:: SELECTED EXTRACT ::
───

Just try and think straight for a bit - if this girl moves into your house, you will be responsible for her. Her parents will probably be furious. She will do - what? You have to let her come and go, as you've said that is what they should be doing - are you ready for the implications of that?

HollyGoLoudly1 · 13/04/2021 08:26

I wouldn't say wanting to know where my teenage daughter is going is unreasonable, especially considering she is a former drug addict/thief.

You are getting one side of what sounds like a very complicated story. I would support my DD to help her friend but absolutely would not be getting involved to the extent of having her move in.

UhtredRagnarson · 13/04/2021 08:27

And no way should your DH be trying to move a teenage girl addict into his home.

skirk64 · 13/04/2021 08:28

YANBU, it's a headache you don't need in your life. Why invite a known drug abuser and thief into your home? Your DD is only giving you the sugar-coated, biased side of the story. There is undoubtedly more going on than you are aware of.

───

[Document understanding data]
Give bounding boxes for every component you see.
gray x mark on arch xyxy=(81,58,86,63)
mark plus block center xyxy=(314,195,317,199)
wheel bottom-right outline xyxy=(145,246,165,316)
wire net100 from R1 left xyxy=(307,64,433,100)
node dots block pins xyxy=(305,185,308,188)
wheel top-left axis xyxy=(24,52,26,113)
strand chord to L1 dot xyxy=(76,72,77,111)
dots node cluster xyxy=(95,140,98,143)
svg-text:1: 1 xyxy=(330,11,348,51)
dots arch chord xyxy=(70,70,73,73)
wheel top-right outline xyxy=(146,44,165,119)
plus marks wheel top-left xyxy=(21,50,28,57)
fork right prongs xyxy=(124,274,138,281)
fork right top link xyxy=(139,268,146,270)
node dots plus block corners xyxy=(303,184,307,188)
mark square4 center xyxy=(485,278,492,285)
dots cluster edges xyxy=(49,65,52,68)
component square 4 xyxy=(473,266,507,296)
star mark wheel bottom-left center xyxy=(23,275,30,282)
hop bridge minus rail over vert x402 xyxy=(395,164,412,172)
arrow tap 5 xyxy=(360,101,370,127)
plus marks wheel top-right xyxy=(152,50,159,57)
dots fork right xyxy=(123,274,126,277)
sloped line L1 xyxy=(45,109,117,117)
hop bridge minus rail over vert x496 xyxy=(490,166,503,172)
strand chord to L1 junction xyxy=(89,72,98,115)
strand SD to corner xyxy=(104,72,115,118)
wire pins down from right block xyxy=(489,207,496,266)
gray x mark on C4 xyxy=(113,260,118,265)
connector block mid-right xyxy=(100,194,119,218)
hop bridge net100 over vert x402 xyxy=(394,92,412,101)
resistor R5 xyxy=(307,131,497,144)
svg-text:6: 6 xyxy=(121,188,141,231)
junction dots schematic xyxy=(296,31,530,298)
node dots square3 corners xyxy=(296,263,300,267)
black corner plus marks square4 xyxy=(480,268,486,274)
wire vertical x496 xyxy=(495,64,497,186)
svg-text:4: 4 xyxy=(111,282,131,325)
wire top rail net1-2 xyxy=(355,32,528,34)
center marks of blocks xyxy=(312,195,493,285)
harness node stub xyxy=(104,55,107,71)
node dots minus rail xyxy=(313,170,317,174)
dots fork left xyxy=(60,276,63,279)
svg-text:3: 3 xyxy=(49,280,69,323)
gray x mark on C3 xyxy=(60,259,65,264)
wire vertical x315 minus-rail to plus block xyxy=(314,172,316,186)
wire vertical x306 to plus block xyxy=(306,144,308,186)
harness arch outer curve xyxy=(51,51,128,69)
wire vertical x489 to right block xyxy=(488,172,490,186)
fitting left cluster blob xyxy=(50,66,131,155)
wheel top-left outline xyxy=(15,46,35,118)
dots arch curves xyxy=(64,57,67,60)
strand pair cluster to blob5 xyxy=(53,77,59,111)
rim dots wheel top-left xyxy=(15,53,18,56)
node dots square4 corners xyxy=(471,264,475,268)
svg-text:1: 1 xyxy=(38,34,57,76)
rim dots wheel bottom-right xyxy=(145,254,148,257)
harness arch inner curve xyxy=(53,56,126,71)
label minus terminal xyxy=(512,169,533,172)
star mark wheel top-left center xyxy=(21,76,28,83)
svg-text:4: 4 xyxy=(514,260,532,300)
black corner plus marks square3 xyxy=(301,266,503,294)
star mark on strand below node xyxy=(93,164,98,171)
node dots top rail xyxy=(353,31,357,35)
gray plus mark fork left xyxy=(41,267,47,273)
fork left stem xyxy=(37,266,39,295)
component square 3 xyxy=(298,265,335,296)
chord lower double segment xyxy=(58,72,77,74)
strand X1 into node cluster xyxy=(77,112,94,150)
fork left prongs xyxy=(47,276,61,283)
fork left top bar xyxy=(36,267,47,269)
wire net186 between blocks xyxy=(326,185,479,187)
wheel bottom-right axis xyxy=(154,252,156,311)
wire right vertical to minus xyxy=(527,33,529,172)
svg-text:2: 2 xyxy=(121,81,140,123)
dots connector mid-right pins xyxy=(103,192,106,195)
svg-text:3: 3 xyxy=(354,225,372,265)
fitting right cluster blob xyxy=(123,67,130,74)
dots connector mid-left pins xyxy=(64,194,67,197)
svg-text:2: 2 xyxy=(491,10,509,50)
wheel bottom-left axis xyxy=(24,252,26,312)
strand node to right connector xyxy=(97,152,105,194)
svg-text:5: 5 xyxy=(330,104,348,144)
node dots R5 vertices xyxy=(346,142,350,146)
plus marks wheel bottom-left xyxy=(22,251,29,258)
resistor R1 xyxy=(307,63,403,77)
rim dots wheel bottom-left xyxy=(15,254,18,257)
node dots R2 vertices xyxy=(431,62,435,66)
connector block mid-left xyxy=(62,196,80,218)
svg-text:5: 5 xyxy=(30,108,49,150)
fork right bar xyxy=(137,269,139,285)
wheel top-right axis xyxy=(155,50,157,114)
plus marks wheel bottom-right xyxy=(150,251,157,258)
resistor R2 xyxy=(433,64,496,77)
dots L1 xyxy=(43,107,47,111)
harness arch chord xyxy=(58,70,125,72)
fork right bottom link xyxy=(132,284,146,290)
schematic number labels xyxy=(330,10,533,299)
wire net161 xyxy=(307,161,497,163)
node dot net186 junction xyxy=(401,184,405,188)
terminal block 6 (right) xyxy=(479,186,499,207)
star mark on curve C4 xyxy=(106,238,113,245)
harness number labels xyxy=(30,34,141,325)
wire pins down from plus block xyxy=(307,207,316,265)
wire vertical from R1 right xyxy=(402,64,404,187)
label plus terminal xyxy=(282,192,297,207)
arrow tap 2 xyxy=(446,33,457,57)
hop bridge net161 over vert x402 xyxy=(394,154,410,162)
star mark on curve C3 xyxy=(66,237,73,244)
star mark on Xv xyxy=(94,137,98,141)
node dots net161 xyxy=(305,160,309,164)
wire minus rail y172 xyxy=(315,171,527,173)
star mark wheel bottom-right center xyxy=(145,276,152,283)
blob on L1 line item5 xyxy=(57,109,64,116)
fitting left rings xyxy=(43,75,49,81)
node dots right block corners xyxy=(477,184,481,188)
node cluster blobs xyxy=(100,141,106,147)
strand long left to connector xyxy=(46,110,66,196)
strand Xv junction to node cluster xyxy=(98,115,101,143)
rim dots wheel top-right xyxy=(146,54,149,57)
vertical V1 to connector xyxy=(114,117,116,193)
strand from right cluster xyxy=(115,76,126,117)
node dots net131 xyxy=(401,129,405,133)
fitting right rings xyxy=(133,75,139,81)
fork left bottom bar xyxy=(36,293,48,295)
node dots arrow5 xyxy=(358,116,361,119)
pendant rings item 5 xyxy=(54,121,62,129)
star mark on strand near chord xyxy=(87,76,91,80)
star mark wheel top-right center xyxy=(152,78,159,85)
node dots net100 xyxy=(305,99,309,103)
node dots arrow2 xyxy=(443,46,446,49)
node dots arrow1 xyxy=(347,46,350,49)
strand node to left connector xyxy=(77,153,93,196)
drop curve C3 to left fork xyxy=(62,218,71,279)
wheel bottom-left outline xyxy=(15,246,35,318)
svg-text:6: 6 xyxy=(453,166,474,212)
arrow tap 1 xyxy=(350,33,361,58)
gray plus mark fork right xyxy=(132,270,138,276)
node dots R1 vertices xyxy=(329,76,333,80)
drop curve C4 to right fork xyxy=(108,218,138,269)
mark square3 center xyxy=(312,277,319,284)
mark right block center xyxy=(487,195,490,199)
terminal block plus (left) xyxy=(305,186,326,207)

───

:: YOUR ASSIGNMENT ::
Continue the forum thread about letting a teenage girl with a history of drug use and theft move into the family home, starting after its final reply.

:: ANSWER FOR THE TASK ::
Justilou1 · 13/04/2021 08:32
  1. It could be true.
  2. It might be the manipulations of someone with a drug habit whose parents are at the end of their tether and want her to take some responsibility for her own actions.

Do you want to risk having this young adult in your house? I think that there would have to be a very clear written (legally witnessed) agreement about her responsibilities and consequences.

Moomoolandmoomooland · 13/04/2021 08:35

Have you spoken to her parents about any of this? Because I think that is what it needs. Her parents clearly want to support her in the way they can/know how to and I believe they should be given the chance to adjust their behaviour towards her. It is not you and DHs problem to fix this girl.

She is 18. She has a job. She can go somewhere and live on her own. DD can move in with her. Why does she need to move in with you? I am aware people can get clean, turn their lives around etc. I have seen friends do it. But I would be very wary of inviting them into my home permanently.

PotteringAlong · 13/04/2021 08:39

Do you have been deeply involved with this girl for 13 years. She has a disability which needs a level of support but you haven’t noticed and she hasn’t mentioned it for 13 years?! Even if her parents didn’t?

Something doesn’t add up. I think you’re being played here.

GiveMeTulipsfromAmsterdam · 13/04/2021 08:51

The labelling of narcissistic behaviour appears to happen a lot these days.

What help does the adult girl want from you?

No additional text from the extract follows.